• _COMPITO 1_:
Riassumi in forma più breve il paragrafo del brano che comincia con «Gigi Zanazzo racconta», conservandone i fatti principali.

• _BRANO_:
>>>

A Roma si credeva che nella notte tra il 23 e il 24 giugno i fantasmi delle due depravate donne chiamassero a raccolta le streghe per un grande sabba nei pressi della basilica. Appunto per questo, quella notte era chiamata anche “la notte delle streghe”. La partecipazione popolare era massiccia.

Gigi Zanazzo racconta che la gente partiva da tutti i rioni di Roma al lume di torce e di candele. Giunti sulla piazza, i fedeli accendevano falò per scacciare le forze occulte. Si pregava ma si mangiavano anche le lumache nelle osterie e nelle baracche allestite in piazza. Si ballava e poi si beveva in abbondanza. Soprattutto si faceva rumore con trombe, trombette, campanacci, tamburelli e petardi di ogni tipo per impaurire le streghe.

<<<

[Voci degli elementi riquadrati]

>>>

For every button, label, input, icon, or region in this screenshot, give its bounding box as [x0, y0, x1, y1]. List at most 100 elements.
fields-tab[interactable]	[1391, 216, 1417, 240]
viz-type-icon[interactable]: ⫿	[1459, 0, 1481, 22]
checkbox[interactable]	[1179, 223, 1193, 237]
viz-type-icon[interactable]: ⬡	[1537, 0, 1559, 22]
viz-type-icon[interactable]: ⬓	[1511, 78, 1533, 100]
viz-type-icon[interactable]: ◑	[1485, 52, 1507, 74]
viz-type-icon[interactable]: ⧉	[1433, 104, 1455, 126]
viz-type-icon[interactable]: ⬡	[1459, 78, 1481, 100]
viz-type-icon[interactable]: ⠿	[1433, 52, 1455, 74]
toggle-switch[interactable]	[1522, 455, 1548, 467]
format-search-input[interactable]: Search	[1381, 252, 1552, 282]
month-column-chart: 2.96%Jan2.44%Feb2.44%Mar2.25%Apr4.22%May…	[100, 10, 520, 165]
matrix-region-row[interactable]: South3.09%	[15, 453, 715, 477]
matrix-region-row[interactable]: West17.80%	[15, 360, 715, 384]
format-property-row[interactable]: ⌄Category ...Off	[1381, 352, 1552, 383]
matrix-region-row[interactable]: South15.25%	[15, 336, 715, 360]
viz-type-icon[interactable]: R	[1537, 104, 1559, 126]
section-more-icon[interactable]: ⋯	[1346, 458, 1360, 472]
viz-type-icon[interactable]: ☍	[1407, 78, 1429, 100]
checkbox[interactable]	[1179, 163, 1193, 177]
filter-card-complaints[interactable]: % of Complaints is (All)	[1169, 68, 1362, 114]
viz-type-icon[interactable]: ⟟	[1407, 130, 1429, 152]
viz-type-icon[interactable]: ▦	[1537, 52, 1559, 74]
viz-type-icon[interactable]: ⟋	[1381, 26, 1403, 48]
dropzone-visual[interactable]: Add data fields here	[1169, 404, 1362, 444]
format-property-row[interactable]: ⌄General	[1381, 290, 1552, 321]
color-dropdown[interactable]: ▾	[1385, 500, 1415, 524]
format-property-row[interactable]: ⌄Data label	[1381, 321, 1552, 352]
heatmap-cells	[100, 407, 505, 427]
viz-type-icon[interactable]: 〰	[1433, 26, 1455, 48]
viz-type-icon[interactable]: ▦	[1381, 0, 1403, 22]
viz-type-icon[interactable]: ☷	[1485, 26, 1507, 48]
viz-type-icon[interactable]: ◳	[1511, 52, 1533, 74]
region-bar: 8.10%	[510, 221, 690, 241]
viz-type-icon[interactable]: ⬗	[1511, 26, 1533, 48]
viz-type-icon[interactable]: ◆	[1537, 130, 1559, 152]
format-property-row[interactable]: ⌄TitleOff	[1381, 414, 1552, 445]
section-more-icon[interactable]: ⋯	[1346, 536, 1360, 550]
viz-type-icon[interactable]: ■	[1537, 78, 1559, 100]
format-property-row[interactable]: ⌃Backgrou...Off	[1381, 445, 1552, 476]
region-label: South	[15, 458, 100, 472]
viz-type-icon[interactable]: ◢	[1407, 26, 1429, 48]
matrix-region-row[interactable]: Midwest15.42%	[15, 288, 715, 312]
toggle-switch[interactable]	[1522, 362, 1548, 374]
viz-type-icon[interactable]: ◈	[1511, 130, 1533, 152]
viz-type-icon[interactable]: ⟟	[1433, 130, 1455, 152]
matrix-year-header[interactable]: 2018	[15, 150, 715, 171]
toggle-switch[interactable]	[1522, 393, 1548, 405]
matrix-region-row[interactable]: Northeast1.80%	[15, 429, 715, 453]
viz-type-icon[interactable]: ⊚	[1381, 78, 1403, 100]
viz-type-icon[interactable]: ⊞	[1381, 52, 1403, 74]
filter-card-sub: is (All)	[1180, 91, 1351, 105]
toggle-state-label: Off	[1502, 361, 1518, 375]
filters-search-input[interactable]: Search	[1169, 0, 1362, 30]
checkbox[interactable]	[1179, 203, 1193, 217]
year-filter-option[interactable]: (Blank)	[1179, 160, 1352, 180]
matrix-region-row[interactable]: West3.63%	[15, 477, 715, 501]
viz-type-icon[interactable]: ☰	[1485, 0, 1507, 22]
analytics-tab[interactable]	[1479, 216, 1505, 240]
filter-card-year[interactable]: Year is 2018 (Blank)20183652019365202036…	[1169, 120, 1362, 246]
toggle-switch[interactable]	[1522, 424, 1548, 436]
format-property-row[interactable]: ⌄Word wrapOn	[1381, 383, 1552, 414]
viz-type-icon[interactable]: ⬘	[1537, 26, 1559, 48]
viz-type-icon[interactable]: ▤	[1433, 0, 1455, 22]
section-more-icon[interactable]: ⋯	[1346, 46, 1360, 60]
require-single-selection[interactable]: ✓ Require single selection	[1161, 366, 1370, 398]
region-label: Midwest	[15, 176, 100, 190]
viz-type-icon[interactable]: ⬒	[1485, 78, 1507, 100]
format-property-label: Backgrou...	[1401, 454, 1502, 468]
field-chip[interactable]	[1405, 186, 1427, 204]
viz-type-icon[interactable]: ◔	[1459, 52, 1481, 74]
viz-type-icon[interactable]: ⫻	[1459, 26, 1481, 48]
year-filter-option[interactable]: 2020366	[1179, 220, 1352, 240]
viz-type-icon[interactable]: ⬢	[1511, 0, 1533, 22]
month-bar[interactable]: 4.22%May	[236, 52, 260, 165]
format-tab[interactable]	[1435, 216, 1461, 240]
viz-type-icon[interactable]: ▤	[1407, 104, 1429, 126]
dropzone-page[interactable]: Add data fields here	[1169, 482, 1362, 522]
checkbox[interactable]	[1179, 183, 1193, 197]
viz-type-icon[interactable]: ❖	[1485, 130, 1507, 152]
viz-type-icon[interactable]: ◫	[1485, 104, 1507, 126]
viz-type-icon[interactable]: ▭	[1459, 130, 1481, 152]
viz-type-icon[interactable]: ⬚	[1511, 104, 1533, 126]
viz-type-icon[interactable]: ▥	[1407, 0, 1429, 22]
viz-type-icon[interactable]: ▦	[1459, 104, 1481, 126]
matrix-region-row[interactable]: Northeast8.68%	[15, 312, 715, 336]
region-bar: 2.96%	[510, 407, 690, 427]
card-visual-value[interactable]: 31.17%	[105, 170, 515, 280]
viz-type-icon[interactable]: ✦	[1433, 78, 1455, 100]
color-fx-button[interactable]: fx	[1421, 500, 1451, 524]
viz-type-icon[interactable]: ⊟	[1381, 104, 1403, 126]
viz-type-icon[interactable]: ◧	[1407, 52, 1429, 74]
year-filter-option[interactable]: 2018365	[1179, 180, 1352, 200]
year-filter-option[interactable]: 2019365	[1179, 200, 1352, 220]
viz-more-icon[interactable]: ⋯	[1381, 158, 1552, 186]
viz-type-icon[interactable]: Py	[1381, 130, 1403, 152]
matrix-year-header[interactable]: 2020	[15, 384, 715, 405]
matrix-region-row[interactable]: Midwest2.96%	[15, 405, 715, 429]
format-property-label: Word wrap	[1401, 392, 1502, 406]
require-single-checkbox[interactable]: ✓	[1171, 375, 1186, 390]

<<<

• _COMPITO 2_:
Trasforma in un elenco numerato tutto ciò che va dall'inizio dei record fino alla riga che contiene "104, 1455, 126]", inclusa, tralasciando le righe vuote.

• _RISULTATO 1_:
Secondo Gigi Zanazzo, la gente partiva da tutti i rioni di Roma con torce e candele. In piazza i fedeli accendevano falò per scacciare le forze occulte. Pregavano, ma mangiavano anche lumache nelle osterie e nelle baracche, ballavano e bevevano in abbondanza. Soprattutto facevano rumore con trombe, campanacci, tamburelli e petardi per impaurire le streghe.

• _RISULTATO 2_:
1. For every button, label, input, icon, or region in this screenshot, give its bounding box as [x0, y0, x1, y1]. List at most 100 elements.
2. fields-tab[interactable]	[1391, 216, 1417, 240]
3. viz-type-icon[interactable]: ⫿	[1459, 0, 1481, 22]
4. checkbox[interactable]	[1179, 223, 1193, 237]
5. viz-type-icon[interactable]: ⬡	[1537, 0, 1559, 22]
6. viz-type-icon[interactable]: ⬓	[1511, 78, 1533, 100]
7. viz-type-icon[interactable]: ◑	[1485, 52, 1507, 74]
8. viz-type-icon[interactable]: ⧉	[1433, 104, 1455, 126]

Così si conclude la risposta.